# [YOUR GOAL]
Please rename "y-tick-label" to "y-axis-tick" in everything from the start of the records down to and including the line containing "y-tick-label: −0.5 bbox=[85, 318, 117, 333]", and give those lines again with nothing else changed.
[Start]
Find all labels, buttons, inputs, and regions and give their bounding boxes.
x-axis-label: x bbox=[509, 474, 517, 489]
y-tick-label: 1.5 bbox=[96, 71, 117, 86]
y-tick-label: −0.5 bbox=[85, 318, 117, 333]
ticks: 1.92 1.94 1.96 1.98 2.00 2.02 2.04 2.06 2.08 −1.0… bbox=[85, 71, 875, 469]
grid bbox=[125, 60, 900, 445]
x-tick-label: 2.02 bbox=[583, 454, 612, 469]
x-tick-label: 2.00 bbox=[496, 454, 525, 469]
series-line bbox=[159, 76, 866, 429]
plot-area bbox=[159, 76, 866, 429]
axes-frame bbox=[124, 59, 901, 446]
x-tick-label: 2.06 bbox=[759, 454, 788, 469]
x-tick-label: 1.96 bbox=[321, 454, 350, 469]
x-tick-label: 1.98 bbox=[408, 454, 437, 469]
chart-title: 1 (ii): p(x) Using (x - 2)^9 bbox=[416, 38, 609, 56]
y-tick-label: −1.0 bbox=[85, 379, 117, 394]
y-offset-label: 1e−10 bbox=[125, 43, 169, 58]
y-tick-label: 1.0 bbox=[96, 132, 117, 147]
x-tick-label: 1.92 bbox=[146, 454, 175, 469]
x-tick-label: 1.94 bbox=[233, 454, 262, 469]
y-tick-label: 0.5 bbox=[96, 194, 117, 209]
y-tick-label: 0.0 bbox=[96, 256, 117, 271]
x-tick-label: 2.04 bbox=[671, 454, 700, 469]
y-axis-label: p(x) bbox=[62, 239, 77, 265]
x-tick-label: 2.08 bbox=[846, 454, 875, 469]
[End]
# [SOLUTION TO THE EXERCISE]
Find all labels, buttons, inputs, and regions and give their bounding boxes.
x-axis-label: x bbox=[509, 474, 517, 489]
y-axis-tick: 1.5 bbox=[96, 71, 117, 86]
y-axis-tick: −0.5 bbox=[85, 318, 117, 333]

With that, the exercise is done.